— Begin Provided material —

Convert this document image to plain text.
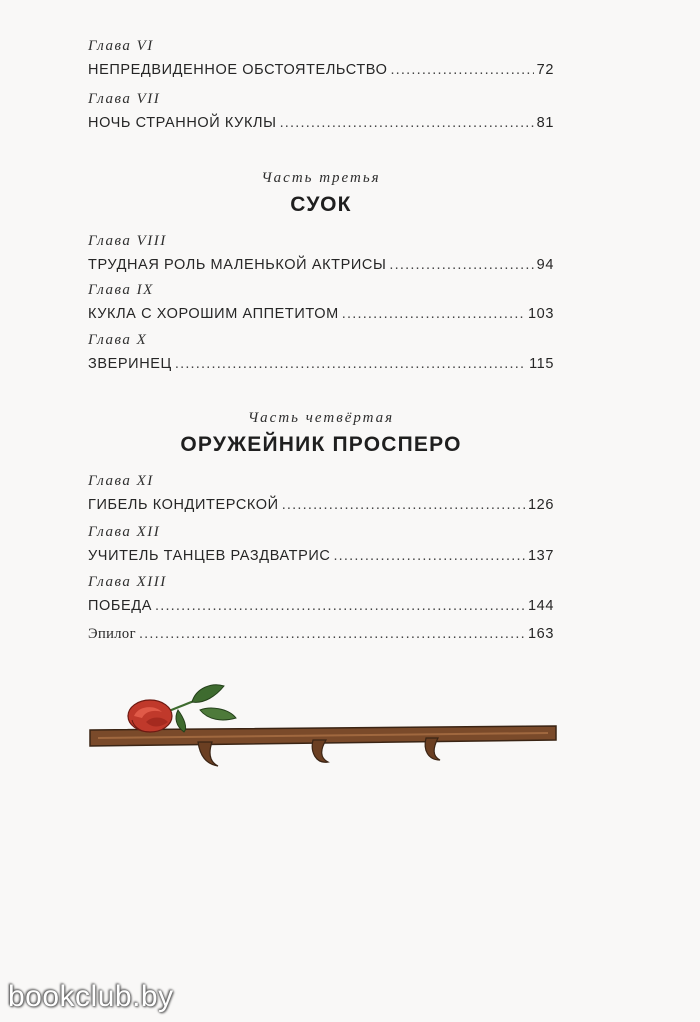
Глава VI
НЕПРЕДВИДЕННОЕ ОБСТОЯТЕЛЬСТВО .....	72
Глава VII
НОЧЬ СТРАННОЙ КУКЛЫ .....	81
Часть третья
СУОК
Глава VIII
ТРУДНАЯ РОЛЬ МАЛЕНЬКОЙ АКТРИСЫ .....	94
Глава IX
КУКЛА С ХОРОШИМ АППЕТИТОМ .....	103
Глава X
ЗВЕРИНЕЦ .....	115
Часть четвёртая
ОРУЖЕЙНИК ПРОСПЕРО
Глава XI
ГИБЕЛЬ КОНДИТЕРСКОЙ .....	126
Глава XII
УЧИТЕЛЬ ТАНЦЕВ РАЗДВАТРИС .....	137
Глава XIII
ПОБЕДА .....	144
Эпилог .....	163
bookclub.by
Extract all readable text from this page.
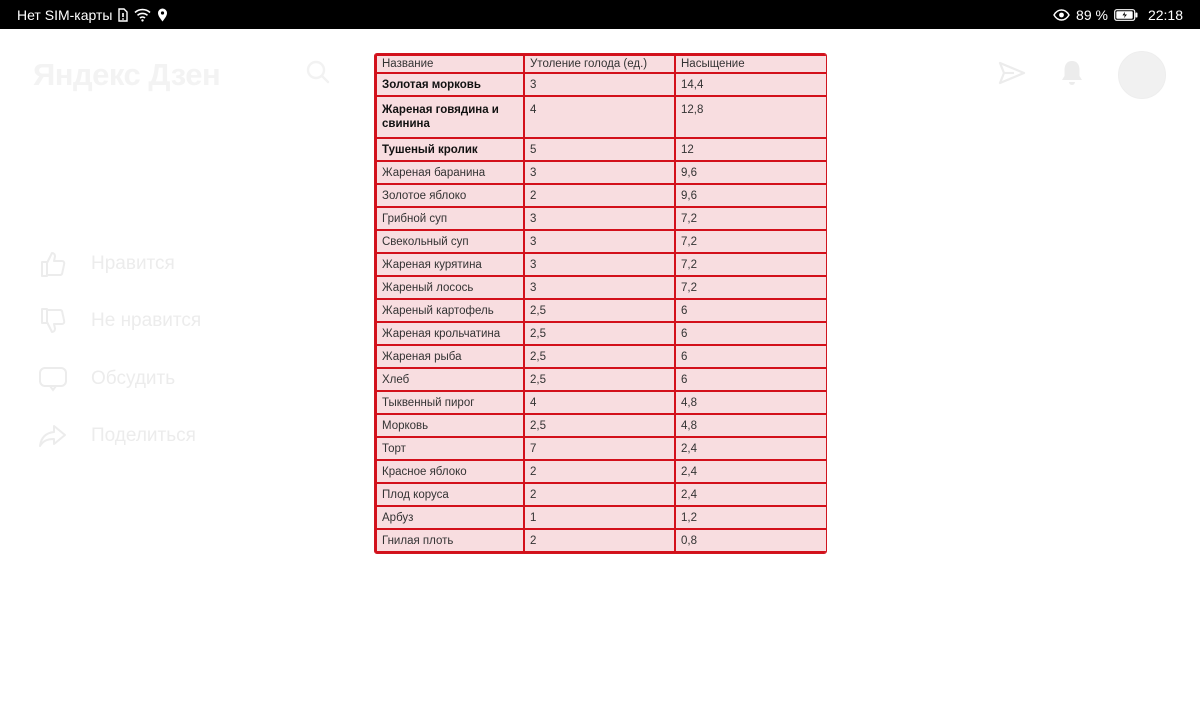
Нет SIM-карты	89 %	22:18
Яндекс Дзен
Нравится
Не нравится
Обсудить
Поделиться
Название	Утоление голода (ед.)	Насыщение
Золотая морковь	3	14,4
Жареная говядина и свинина	4	12,8
Тушеный кролик	5	12
Жареная баранина	3	9,6
Золотое яблоко	2	9,6
Грибной суп	3	7,2
Свекольный суп	3	7,2
Жареная курятина	3	7,2
Жареный лосось	3	7,2
Жареный картофель	2,5	6
Жареная крольчатина	2,5	6
Жареная рыба	2,5	6
Хлеб	2,5	6
Тыквенный пирог	4	4,8
Морковь	2,5	4,8
Торт	7	2,4
Красное яблоко	2	2,4
Плод коруса	2	2,4
Арбуз	1	1,2
Гнилая плоть	2	0,8
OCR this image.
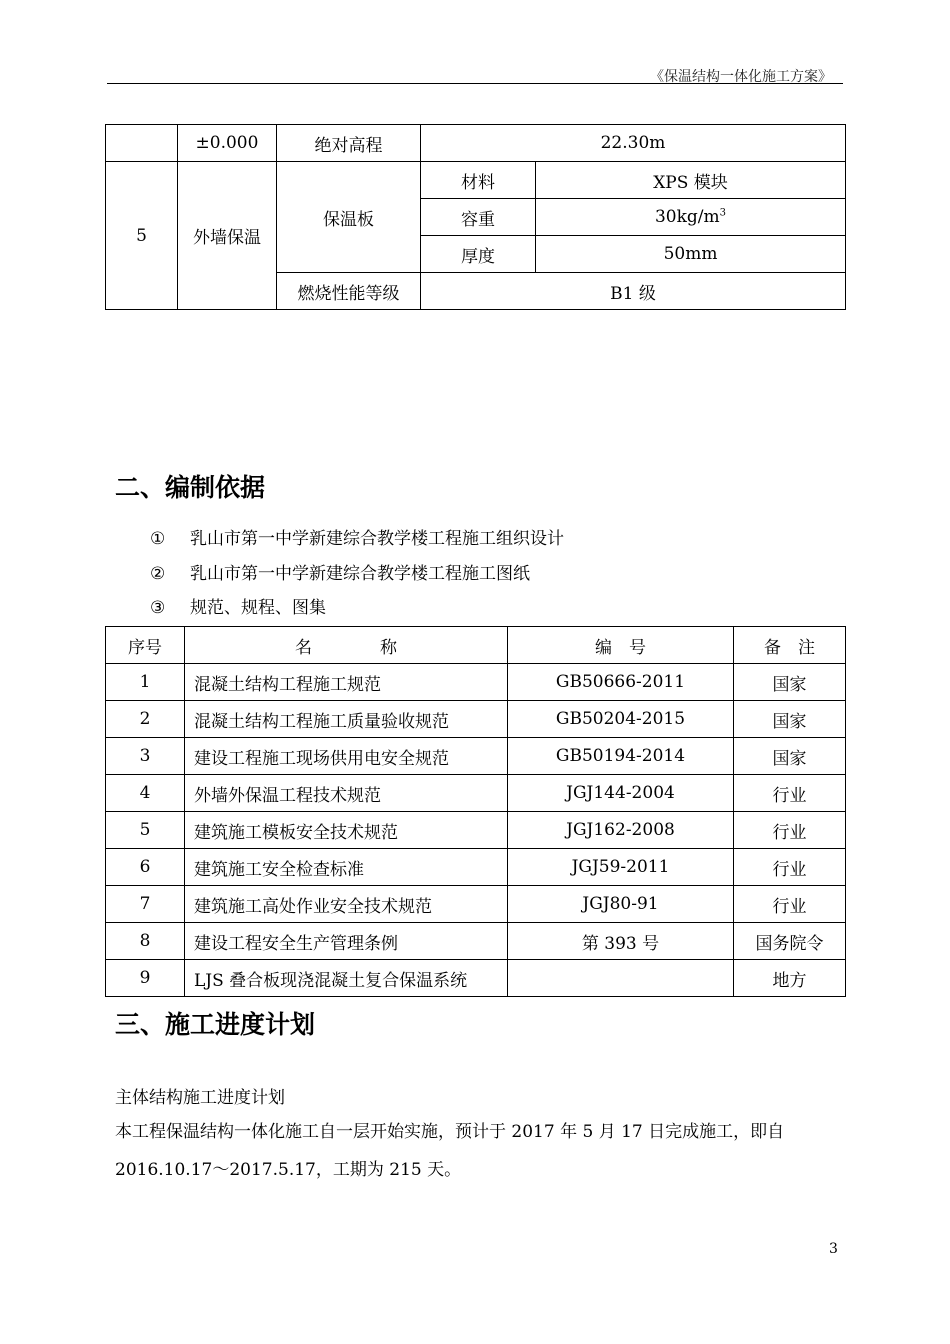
《保温结构一体化施工方案》
	±0.000	绝对高程	22.30m	
5	外墙保温	保温板	材料	XPS 模块
			容重	$30kg/m^3$
			厚度	50mm
		燃烧性能等级	B1 级	
二、编制依据
① 乳山市第一中学新建综合教学楼工程施工组织设计
② 乳山市第一中学新建综合教学楼工程施工图纸
③ 规范、规程、图集
序号	名　　　　称	编　号	备　注
1	混凝土结构工程施工规范	GB50666-2011	国家
2	混凝土结构工程施工质量验收规范	GB50204-2015	国家
3	建设工程施工现场供用电安全规范	GB50194-2014	国家
4	外墙外保温工程技术规范	JGJ144-2004	行业
5	建筑施工模板安全技术规范	JGJ162-2008	行业
6	建筑施工安全检查标准	JGJ59-2011	行业
7	建筑施工高处作业安全技术规范	JGJ80-91	行业
8	建设工程安全生产管理条例	第 393 号	国务院令
9	LJS 叠合板现浇混凝土复合保温系统		地方
三、施工进度计划
主体结构施工进度计划
本工程保温结构一体化施工自一层开始实施，预计于 2017 年 5 月 17 日完成施工，即自
2016.10.17～2017.5.17，工期为 215 天。
3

— End Provided material —

**Task brief:** Find how many lines of the entries contain "Жареная". Respond with the number only.

**Answer below:** 5